WORK INSTRUCTIONS: Set down every entry word for word. Omit the pictures.

## begin

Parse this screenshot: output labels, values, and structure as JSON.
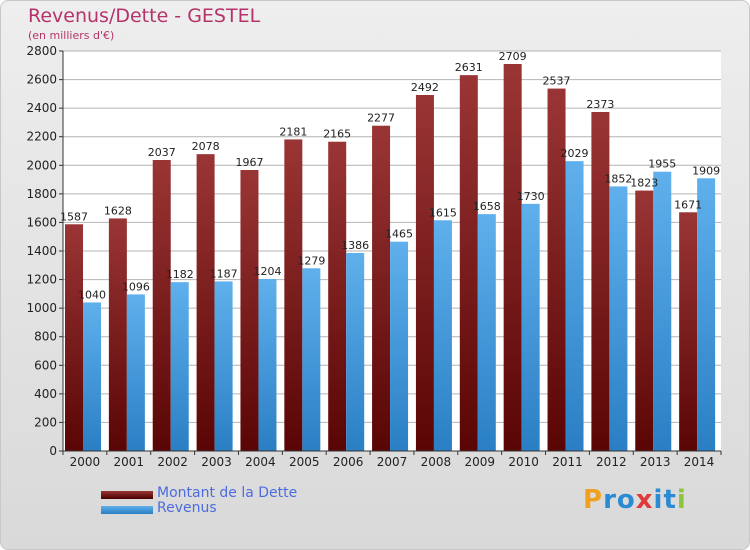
{
  "title": "Revenus/Dette - GESTEL",
  "subtitle": "(en milliers d'€)",
  "logo": {
    "parts": [
      "P",
      "r",
      "o",
      "x",
      "i",
      "t",
      "i"
    ],
    "colors": [
      "#f0a020",
      "#2a8ad4",
      "#2a8ad4",
      "#e03a3a",
      "#2a8ad4",
      "#2a8ad4",
      "#8cc63f"
    ]
  },
  "colors": {
    "dette": "#8b1a1a",
    "revenus": "#3d9be0",
    "title": "#b5336a",
    "legend_text": "#4d6be0"
  },
  "chart_data": {
    "type": "bar",
    "title": "Revenus/Dette - GESTEL",
    "subtitle": "(en milliers d'€)",
    "categories": [
      "2000",
      "2001",
      "2002",
      "2003",
      "2004",
      "2005",
      "2006",
      "2007",
      "2008",
      "2009",
      "2010",
      "2011",
      "2012",
      "2013",
      "2014"
    ],
    "series": [
      {
        "name": "Montant de la Dette",
        "values": [
          1587,
          1628,
          2037,
          2078,
          1967,
          2181,
          2165,
          2277,
          2492,
          2631,
          2709,
          2537,
          2373,
          1823,
          1671
        ],
        "labels": [
          "1587",
          "1628",
          "2037",
          "2078",
          "1967",
          "2181",
          "2165",
          "2277",
          "2492",
          "2631",
          "2709",
          "2537",
          "2373",
          "1823",
          "1671"
        ]
      },
      {
        "name": "Revenus",
        "values": [
          1040,
          1096,
          1182,
          1187,
          1204,
          1279,
          1386,
          1465,
          1615,
          1658,
          1730,
          2029,
          1852,
          1955,
          1909
        ],
        "labels": [
          "1040",
          "1096",
          "1182",
          "1187",
          "1204",
          "1279",
          "1386",
          "1465",
          "1615",
          "1658",
          "1730",
          "2029",
          "1852",
          "1955",
          "1909"
        ]
      }
    ],
    "ylim": [
      0,
      2800
    ],
    "yticks": [
      0,
      200,
      400,
      600,
      800,
      1000,
      1200,
      1400,
      1600,
      1800,
      2000,
      2200,
      2400,
      2600,
      2800
    ],
    "grid": true,
    "legend": "bottom-left"
  }
}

## end

TASK OUTPUT:
Parse this screenshot: output labels, values, and structure as JSON.
{
  "title": "Revenus/Dette - GESTEL",
  "subtitle": "(en milliers d'€)",
  "logo": {
    "parts": [
      "P",
      "r",
      "o",
      "x",
      "i",
      "t",
      "i"
    ],
    "colors": [
      "#f0a020",
      "#2a8ad4",
      "#2a8ad4",
      "#e03a3a",
      "#2a8ad4",
      "#2a8ad4",
      "#8cc63f"
    ]
  },
  "colors": {
    "dette": "#8b1a1a",
    "revenus": "#3d9be0",
    "title": "#b5336a",
    "legend_text": "#4d6be0"
  },
  "chart_data": {
    "type": "bar",
    "title": "Revenus/Dette - GESTEL",
    "subtitle": "(en milliers d'€)",
    "categories": [
      "2000",
      "2001",
      "2002",
      "2003",
      "2004",
      "2005",
      "2006",
      "2007",
      "2008",
      "2009",
      "2010",
      "2011",
      "2012",
      "2013",
      "2014"
    ],
    "series": [
      {
        "name": "Montant de la Dette",
        "values": [
          1587,
          1628,
          2037,
          2078,
          1967,
          2181,
          2165,
          2277,
          2492,
          2631,
          2709,
          2537,
          2373,
          1823,
          1671
        ],
        "labels": [
          "1587",
          "1628",
          "2037",
          "2078",
          "1967",
          "2181",
          "2165",
          "2277",
          "2492",
          "2631",
          "2709",
          "2537",
          "2373",
          "1823",
          "1671"
        ]
      },
      {
        "name": "Revenus",
        "values": [
          1040,
          1096,
          1182,
          1187,
          1204,
          1279,
          1386,
          1465,
          1615,
          1658,
          1730,
          2029,
          1852,
          1955,
          1909
        ],
        "labels": [
          "1040",
          "1096",
          "1182",
          "1187",
          "1204",
          "1279",
          "1386",
          "1465",
          "1615",
          "1658",
          "1730",
          "2029",
          "1852",
          "1955",
          "1909"
        ]
      }
    ],
    "ylim": [
      0,
      2800
    ],
    "yticks": [
      0,
      200,
      400,
      600,
      800,
      1000,
      1200,
      1400,
      1600,
      1800,
      2000,
      2200,
      2400,
      2600,
      2800
    ],
    "grid": true,
    "legend": "bottom-left"
  }
}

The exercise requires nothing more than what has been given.